• **What this task involves**:
Whenever a line in the entries includes the word "control", copy that line out.

(Document page transcript entries)
***

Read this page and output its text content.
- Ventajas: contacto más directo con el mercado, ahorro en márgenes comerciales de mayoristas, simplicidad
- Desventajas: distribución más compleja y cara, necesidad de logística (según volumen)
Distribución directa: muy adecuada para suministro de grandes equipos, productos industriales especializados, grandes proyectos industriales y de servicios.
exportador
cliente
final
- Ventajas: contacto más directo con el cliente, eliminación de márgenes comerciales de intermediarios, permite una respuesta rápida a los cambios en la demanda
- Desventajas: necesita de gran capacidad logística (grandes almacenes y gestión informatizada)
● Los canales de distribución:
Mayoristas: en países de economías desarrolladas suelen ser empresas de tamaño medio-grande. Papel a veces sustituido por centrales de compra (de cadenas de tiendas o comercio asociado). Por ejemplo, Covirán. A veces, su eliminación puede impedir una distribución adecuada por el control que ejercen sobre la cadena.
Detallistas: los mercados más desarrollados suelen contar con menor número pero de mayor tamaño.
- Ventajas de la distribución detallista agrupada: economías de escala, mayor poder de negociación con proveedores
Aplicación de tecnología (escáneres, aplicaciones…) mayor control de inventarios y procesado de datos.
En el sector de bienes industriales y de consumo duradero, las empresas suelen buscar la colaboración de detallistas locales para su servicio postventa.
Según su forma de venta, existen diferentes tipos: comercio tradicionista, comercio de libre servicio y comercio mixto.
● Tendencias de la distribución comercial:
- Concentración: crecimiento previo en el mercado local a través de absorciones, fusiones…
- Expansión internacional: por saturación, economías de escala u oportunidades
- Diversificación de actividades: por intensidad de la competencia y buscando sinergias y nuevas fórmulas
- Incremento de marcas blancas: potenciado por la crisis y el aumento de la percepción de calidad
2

***

• **Output of the task**:
Mayoristas: en países de economías desarrolladas suelen ser empresas de tamaño medio-grande. Papel a veces sustituido por centrales de compra (de cadenas de tiendas o comercio asociado). Por ejemplo, Covirán. A veces, su eliminación puede impedir una distribución adecuada por el control que ejercen sobre la cadena.
Aplicación de tecnología (escáneres, aplicaciones…) mayor control de inventarios y procesado de datos.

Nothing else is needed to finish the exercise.